Exercise instructions - What is needed here is an exact copy of every entry.

— Begin Supplied entries —

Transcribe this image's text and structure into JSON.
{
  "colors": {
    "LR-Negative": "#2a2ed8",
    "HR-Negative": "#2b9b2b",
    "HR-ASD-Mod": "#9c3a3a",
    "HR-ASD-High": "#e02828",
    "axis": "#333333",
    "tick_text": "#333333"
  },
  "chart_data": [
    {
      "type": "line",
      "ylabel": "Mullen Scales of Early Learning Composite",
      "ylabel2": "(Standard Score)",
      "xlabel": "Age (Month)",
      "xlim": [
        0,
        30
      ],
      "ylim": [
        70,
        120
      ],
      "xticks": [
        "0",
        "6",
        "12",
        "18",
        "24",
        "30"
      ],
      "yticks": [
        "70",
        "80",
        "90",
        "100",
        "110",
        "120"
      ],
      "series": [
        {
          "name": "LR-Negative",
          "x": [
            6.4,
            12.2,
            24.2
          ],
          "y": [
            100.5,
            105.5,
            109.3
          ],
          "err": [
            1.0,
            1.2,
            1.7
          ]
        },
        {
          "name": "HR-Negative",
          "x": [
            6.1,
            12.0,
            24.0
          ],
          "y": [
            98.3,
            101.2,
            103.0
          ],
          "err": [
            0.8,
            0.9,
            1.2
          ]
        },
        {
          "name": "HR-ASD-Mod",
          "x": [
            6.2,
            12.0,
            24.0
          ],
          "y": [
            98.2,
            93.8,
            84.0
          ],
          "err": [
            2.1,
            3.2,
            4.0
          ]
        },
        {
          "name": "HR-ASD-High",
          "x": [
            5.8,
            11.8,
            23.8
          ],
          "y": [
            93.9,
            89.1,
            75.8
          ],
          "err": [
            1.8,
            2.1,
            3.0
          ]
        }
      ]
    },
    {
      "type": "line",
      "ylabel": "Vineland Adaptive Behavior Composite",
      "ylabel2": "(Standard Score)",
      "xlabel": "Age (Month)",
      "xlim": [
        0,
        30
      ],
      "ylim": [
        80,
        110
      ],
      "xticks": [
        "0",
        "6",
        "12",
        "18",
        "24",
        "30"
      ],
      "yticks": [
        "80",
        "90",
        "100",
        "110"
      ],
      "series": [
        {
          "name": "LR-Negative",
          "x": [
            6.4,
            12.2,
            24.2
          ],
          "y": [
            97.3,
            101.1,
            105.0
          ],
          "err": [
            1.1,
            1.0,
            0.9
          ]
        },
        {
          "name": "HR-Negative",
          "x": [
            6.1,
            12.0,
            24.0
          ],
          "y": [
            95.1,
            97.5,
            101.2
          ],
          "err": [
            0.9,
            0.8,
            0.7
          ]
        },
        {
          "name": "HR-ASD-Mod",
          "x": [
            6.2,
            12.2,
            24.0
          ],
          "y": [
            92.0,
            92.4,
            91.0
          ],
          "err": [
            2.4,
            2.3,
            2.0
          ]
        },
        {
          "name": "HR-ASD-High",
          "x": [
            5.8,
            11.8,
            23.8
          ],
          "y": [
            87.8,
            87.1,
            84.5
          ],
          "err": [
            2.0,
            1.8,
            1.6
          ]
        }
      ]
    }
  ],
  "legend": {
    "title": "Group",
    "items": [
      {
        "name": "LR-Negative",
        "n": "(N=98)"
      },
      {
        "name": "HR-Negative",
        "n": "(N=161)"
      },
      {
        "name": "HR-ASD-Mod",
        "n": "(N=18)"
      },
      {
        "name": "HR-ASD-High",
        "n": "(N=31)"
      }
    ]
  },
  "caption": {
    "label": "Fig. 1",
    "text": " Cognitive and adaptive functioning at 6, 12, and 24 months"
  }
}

— End Supplied entries —

Complete answer -
Transcribe this image's text and structure into JSON.
{
  "colors": {
    "LR-Negative": "#2a2ed8",
    "HR-Negative": "#2b9b2b",
    "HR-ASD-Mod": "#9c3a3a",
    "HR-ASD-High": "#e02828",
    "axis": "#333333",
    "tick_text": "#333333"
  },
  "chart_data": [
    {
      "type": "line",
      "ylabel": "Mullen Scales of Early Learning Composite",
      "ylabel2": "(Standard Score)",
      "xlabel": "Age (Month)",
      "xlim": [
        0,
        30
      ],
      "ylim": [
        70,
        120
      ],
      "xticks": [
        "0",
        "6",
        "12",
        "18",
        "24",
        "30"
      ],
      "yticks": [
        "70",
        "80",
        "90",
        "100",
        "110",
        "120"
      ],
      "series": [
        {
          "name": "LR-Negative",
          "x": [
            6.4,
            12.2,
            24.2
          ],
          "y": [
            100.5,
            105.5,
            109.3
          ],
          "err": [
            1.0,
            1.2,
            1.7
          ]
        },
        {
          "name": "HR-Negative",
          "x": [
            6.1,
            12.0,
            24.0
          ],
          "y": [
            98.3,
            101.2,
            103.0
          ],
          "err": [
            0.8,
            0.9,
            1.2
          ]
        },
        {
          "name": "HR-ASD-Mod",
          "x": [
            6.2,
            12.0,
            24.0
          ],
          "y": [
            98.2,
            93.8,
            84.0
          ],
          "err": [
            2.1,
            3.2,
            4.0
          ]
        },
        {
          "name": "HR-ASD-High",
          "x": [
            5.8,
            11.8,
            23.8
          ],
          "y": [
            93.9,
            89.1,
            75.8
          ],
          "err": [
            1.8,
            2.1,
            3.0
          ]
        }
      ]
    },
    {
      "type": "line",
      "ylabel": "Vineland Adaptive Behavior Composite",
      "ylabel2": "(Standard Score)",
      "xlabel": "Age (Month)",
      "xlim": [
        0,
        30
      ],
      "ylim": [
        80,
        110
      ],
      "xticks": [
        "0",
        "6",
        "12",
        "18",
        "24",
        "30"
      ],
      "yticks": [
        "80",
        "90",
        "100",
        "110"
      ],
      "series": [
        {
          "name": "LR-Negative",
          "x": [
            6.4,
            12.2,
            24.2
          ],
          "y": [
            97.3,
            101.1,
            105.0
          ],
          "err": [
            1.1,
            1.0,
            0.9
          ]
        },
        {
          "name": "HR-Negative",
          "x": [
            6.1,
            12.0,
            24.0
          ],
          "y": [
            95.1,
            97.5,
            101.2
          ],
          "err": [
            0.9,
            0.8,
            0.7
          ]
        },
        {
          "name": "HR-ASD-Mod",
          "x": [
            6.2,
            12.2,
            24.0
          ],
          "y": [
            92.0,
            92.4,
            91.0
          ],
          "err": [
            2.4,
            2.3,
            2.0
          ]
        },
        {
          "name": "HR-ASD-High",
          "x": [
            5.8,
            11.8,
            23.8
          ],
          "y": [
            87.8,
            87.1,
            84.5
          ],
          "err": [
            2.0,
            1.8,
            1.6
          ]
        }
      ]
    }
  ],
  "legend": {
    "title": "Group",
    "items": [
      {
        "name": "LR-Negative",
        "n": "(N=98)"
      },
      {
        "name": "HR-Negative",
        "n": "(N=161)"
      },
      {
        "name": "HR-ASD-Mod",
        "n": "(N=18)"
      },
      {
        "name": "HR-ASD-High",
        "n": "(N=31)"
      }
    ]
  },
  "caption": {
    "label": "Fig. 1",
    "text": " Cognitive and adaptive functioning at 6, 12, and 24 months"
  }
}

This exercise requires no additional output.